(Records from a data collection)

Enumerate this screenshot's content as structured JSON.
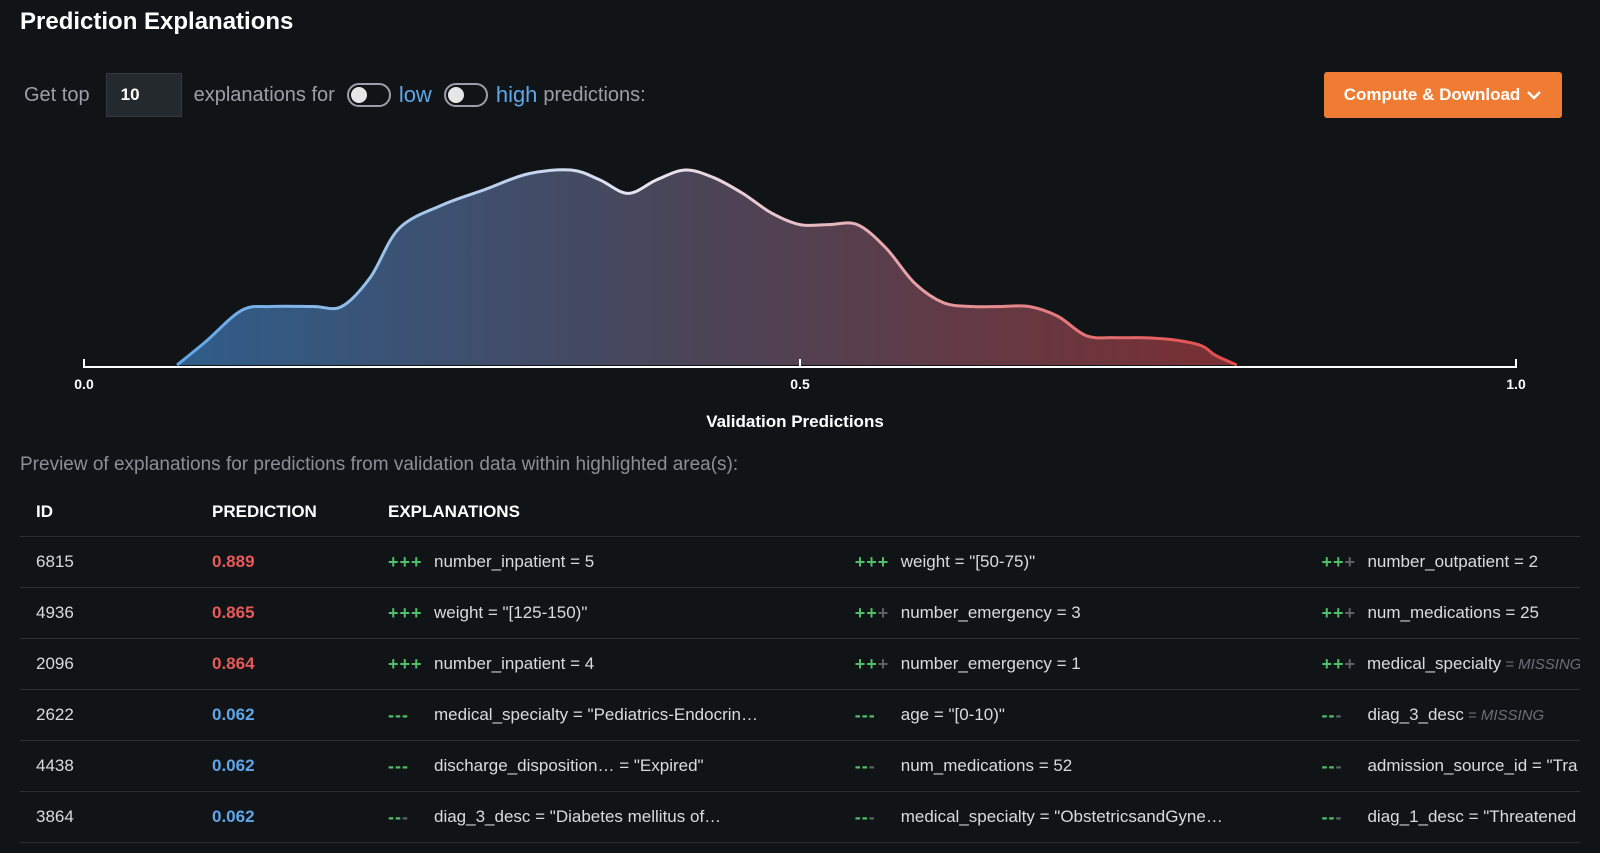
{
  "header": {
    "title": "Prediction Explanations"
  },
  "controls": {
    "get_top": "Get top",
    "top_n": "10",
    "explanations_for": "explanations for",
    "low_label": "low",
    "high_label": "high",
    "predictions_suffix": "predictions:",
    "low_enabled": false,
    "high_enabled": false,
    "compute_button": "Compute & Download"
  },
  "chart_data": {
    "type": "area",
    "title": "",
    "xlabel": "Validation Predictions",
    "ylabel": "",
    "xlim": [
      0.0,
      1.0
    ],
    "ticks": [
      "0.0",
      "0.5",
      "1.0"
    ],
    "x": [
      0.065,
      0.085,
      0.11,
      0.13,
      0.16,
      0.18,
      0.2,
      0.22,
      0.25,
      0.28,
      0.31,
      0.34,
      0.36,
      0.38,
      0.4,
      0.42,
      0.44,
      0.46,
      0.48,
      0.5,
      0.52,
      0.54,
      0.56,
      0.58,
      0.6,
      0.62,
      0.64,
      0.66,
      0.68,
      0.7,
      0.72,
      0.74,
      0.76,
      0.78,
      0.79,
      0.805
    ],
    "y": [
      0.0,
      0.12,
      0.28,
      0.3,
      0.3,
      0.3,
      0.45,
      0.7,
      0.82,
      0.9,
      0.98,
      1.0,
      0.95,
      0.88,
      0.95,
      1.0,
      0.96,
      0.88,
      0.78,
      0.72,
      0.72,
      0.72,
      0.6,
      0.42,
      0.32,
      0.3,
      0.3,
      0.3,
      0.25,
      0.15,
      0.14,
      0.14,
      0.13,
      0.1,
      0.05,
      0.0
    ],
    "color_low": "#5fa6e8",
    "color_high": "#e34a4a"
  },
  "axis_title": "Validation Predictions",
  "preview_text": "Preview of explanations for predictions from validation data within highlighted area(s):",
  "table": {
    "headers": [
      "ID",
      "PREDICTION",
      "EXPLANATIONS"
    ],
    "rows": [
      {
        "id": "6815",
        "prediction": "0.889",
        "e1_sign": "+++",
        "e1_dim": "",
        "e1_text": "number_inpatient = 5",
        "e1_missing": "",
        "e2_sign": "+++",
        "e2_dim": "",
        "e2_text": "weight = \"[50-75)\"",
        "e2_missing": "",
        "e3_sign": "++",
        "e3_dim": "+",
        "e3_text": "number_outpatient = 2",
        "e3_missing": ""
      },
      {
        "id": "4936",
        "prediction": "0.865",
        "e1_sign": "+++",
        "e1_dim": "",
        "e1_text": "weight = \"[125-150)\"",
        "e1_missing": "",
        "e2_sign": "++",
        "e2_dim": "+",
        "e2_text": "number_emergency = 3",
        "e2_missing": "",
        "e3_sign": "++",
        "e3_dim": "+",
        "e3_text": "num_medications = 25",
        "e3_missing": ""
      },
      {
        "id": "2096",
        "prediction": "0.864",
        "e1_sign": "+++",
        "e1_dim": "",
        "e1_text": "number_inpatient = 4",
        "e1_missing": "",
        "e2_sign": "++",
        "e2_dim": "+",
        "e2_text": "number_emergency = 1",
        "e2_missing": "",
        "e3_sign": "++",
        "e3_dim": "+",
        "e3_text": "medical_specialty",
        "e3_missing": "= MISSING"
      },
      {
        "id": "2622",
        "prediction": "0.062",
        "e1_sign": "---",
        "e1_dim": "",
        "e1_text": "medical_specialty = \"Pediatrics-Endocrin…",
        "e1_missing": "",
        "e2_sign": "---",
        "e2_dim": "",
        "e2_text": "age = \"[0-10)\"",
        "e2_missing": "",
        "e3_sign": "--",
        "e3_dim": "-",
        "e3_text": "diag_3_desc",
        "e3_missing": "= MISSING"
      },
      {
        "id": "4438",
        "prediction": "0.062",
        "e1_sign": "---",
        "e1_dim": "",
        "e1_text": "discharge_disposition…  = \"Expired\"",
        "e1_missing": "",
        "e2_sign": "--",
        "e2_dim": "-",
        "e2_text": "num_medications = 52",
        "e2_missing": "",
        "e3_sign": "--",
        "e3_dim": "-",
        "e3_text": "admission_source_id = \"Tra",
        "e3_missing": ""
      },
      {
        "id": "3864",
        "prediction": "0.062",
        "e1_sign": "--",
        "e1_dim": "-",
        "e1_text": "diag_3_desc = \"Diabetes mellitus of…",
        "e1_missing": "",
        "e2_sign": "--",
        "e2_dim": "-",
        "e2_text": "medical_specialty = \"ObstetricsandGyne…",
        "e2_missing": "",
        "e3_sign": "--",
        "e3_dim": "-",
        "e3_text": "diag_1_desc = \"Threatened",
        "e3_missing": ""
      }
    ]
  }
}
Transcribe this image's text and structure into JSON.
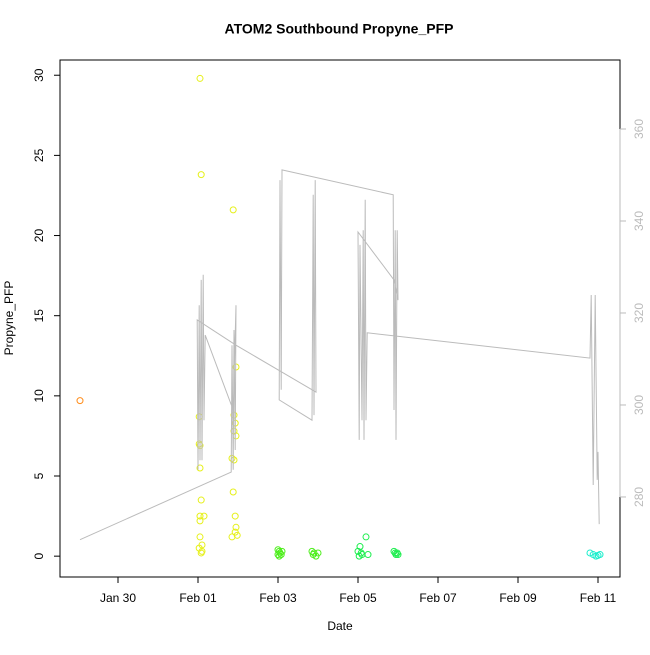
{
  "chart_data": {
    "type": "scatter",
    "title": "ATOM2 Southbound Propyne_PFP",
    "x_label": "Date",
    "y_label": "Propyne_PFP",
    "xlim": [
      28.55,
      42.55
    ],
    "xticks": [
      {
        "value": 30,
        "label": "Jan 30"
      },
      {
        "value": 32,
        "label": "Feb 01"
      },
      {
        "value": 34,
        "label": "Feb 03"
      },
      {
        "value": 36,
        "label": "Feb 05"
      },
      {
        "value": 38,
        "label": "Feb 07"
      },
      {
        "value": 40,
        "label": "Feb 09"
      },
      {
        "value": 42,
        "label": "Feb 11"
      }
    ],
    "ylim": [
      -1.3,
      30.95
    ],
    "yticks": [
      0,
      5,
      10,
      15,
      20,
      25,
      30
    ],
    "y2lim": [
      262.6,
      375
    ],
    "y2ticks": [
      280,
      300,
      320,
      340,
      360
    ],
    "y2color": "#bbbbbb",
    "series": [
      {
        "type": "scatter",
        "color": "#ff8c1a",
        "x": [
          29.05
        ],
        "values": [
          9.7
        ]
      },
      {
        "type": "scatter",
        "color": "#e6f01a",
        "x": [
          32.05,
          32.08,
          32.03,
          32.03,
          32.05,
          32.05,
          32.08,
          32.05,
          32.15,
          32.05,
          32.1,
          32.05,
          32.03,
          32.1,
          32.08,
          32.88,
          32.95,
          32.9,
          32.93,
          32.9,
          32.95,
          32.85,
          32.9,
          32.88,
          32.93,
          32.95,
          32.93,
          32.98,
          32.85
        ],
        "values": [
          29.8,
          23.8,
          8.7,
          7.0,
          6.9,
          5.5,
          3.5,
          2.5,
          2.5,
          2.2,
          0.7,
          1.2,
          0.5,
          0.3,
          0.2,
          21.6,
          11.8,
          8.8,
          8.3,
          7.8,
          7.5,
          6.1,
          6.0,
          4.0,
          2.5,
          1.8,
          1.5,
          1.3,
          1.2
        ]
      },
      {
        "type": "scatter",
        "color": "#4cee1a",
        "x": [
          34.0,
          34.03,
          34.05,
          34.08,
          34.03,
          34.1,
          34.0,
          34.85,
          34.9,
          34.88,
          34.95,
          35.0
        ],
        "values": [
          0.4,
          0.3,
          0.2,
          0.1,
          0.0,
          0.3,
          0.1,
          0.3,
          0.2,
          0.1,
          0.0,
          0.2
        ]
      },
      {
        "type": "scatter",
        "color": "#1aee4c",
        "x": [
          36.05,
          36.0,
          36.08,
          36.1,
          36.03,
          36.2,
          36.25,
          36.9,
          36.93,
          36.95,
          37.0,
          36.98
        ],
        "values": [
          0.6,
          0.3,
          0.2,
          0.1,
          0.0,
          1.2,
          0.1,
          0.3,
          0.2,
          0.1,
          0.1,
          0.2
        ]
      },
      {
        "type": "scatter",
        "color": "#1aeecc",
        "x": [
          41.8,
          41.88,
          41.95,
          42.0,
          42.05
        ],
        "values": [
          0.2,
          0.1,
          0.0,
          0.05,
          0.1
        ]
      },
      {
        "type": "line",
        "axis": "y2",
        "color": "#bbbbbb",
        "x": [
          29.05,
          32.83,
          32.85,
          32.88,
          32.9,
          32.93,
          32.95,
          32.88,
          32.18,
          32.15,
          32.13,
          32.1,
          32.08,
          32.05,
          32.03,
          32.0,
          31.98,
          32.95,
          34.95,
          34.93,
          34.9,
          34.88,
          34.85,
          34.03,
          34.05,
          34.08,
          34.1,
          36.88,
          36.9,
          36.93,
          36.95,
          36.98,
          37.0,
          36.9,
          36.0,
          36.03,
          36.05,
          36.1,
          36.13,
          36.15,
          36.18,
          36.2,
          36.23,
          41.8,
          41.83,
          41.88,
          41.93,
          41.98,
          42.0,
          42.03
        ],
        "values": [
          270.7,
          285.4,
          313.0,
          285.9,
          316.3,
          290.2,
          321.7,
          298.9,
          315.2,
          296.7,
          328.3,
          288.0,
          327.2,
          288.0,
          321.7,
          285.9,
          318.5,
          313.0,
          302.8,
          348.9,
          297.8,
          345.7,
          296.7,
          301.1,
          348.9,
          303.3,
          351.1,
          345.7,
          298.9,
          338.0,
          292.4,
          338.0,
          322.8,
          327.2,
          337.6,
          292.4,
          334.8,
          296.7,
          338.0,
          292.4,
          344.6,
          296.7,
          315.7,
          310.2,
          323.9,
          282.6,
          323.9,
          283.7,
          289.8,
          274.1
        ]
      }
    ]
  }
}
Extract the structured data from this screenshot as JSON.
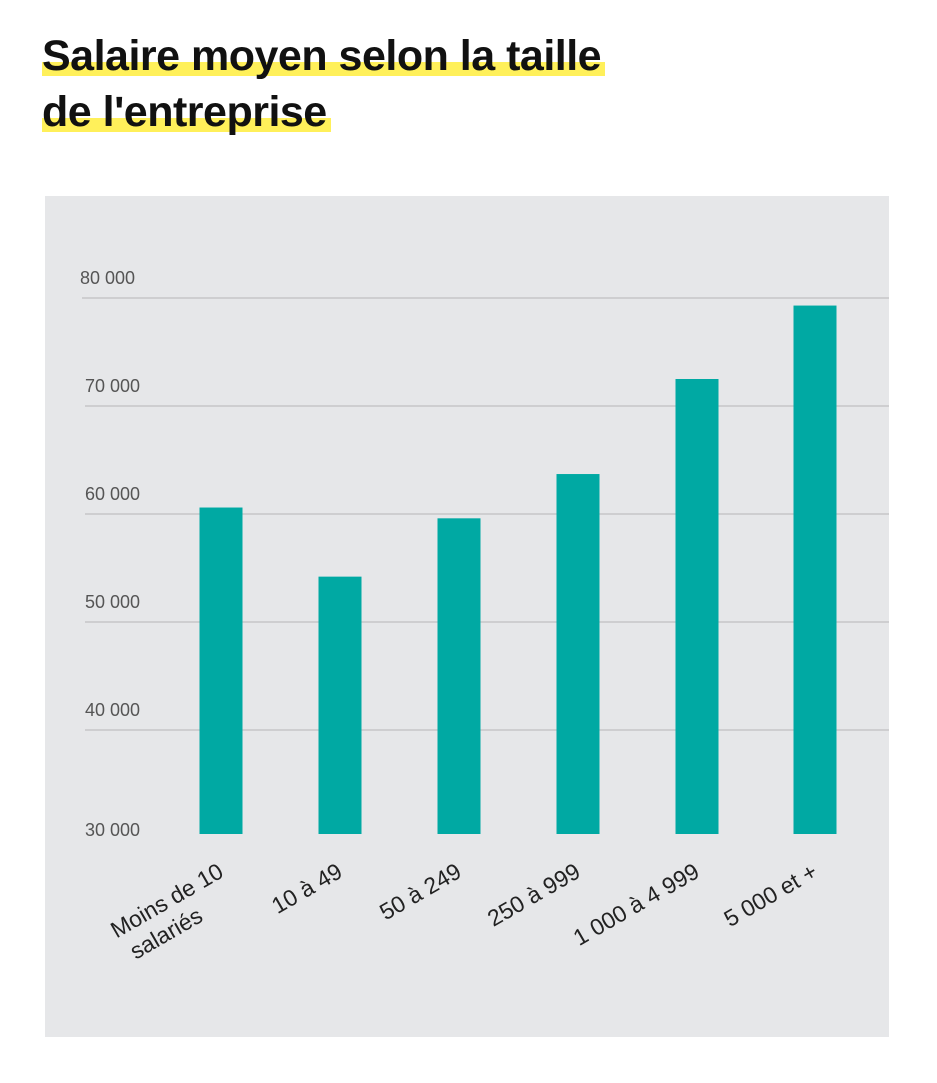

WHAT IS REQUIRED
Copy all lines from the entries that contain the word "weight".

FULL ANSWER
        "e2_text": "weight = \"[50-75)\"",
        "e1_text": "weight = \"[125-150)\"",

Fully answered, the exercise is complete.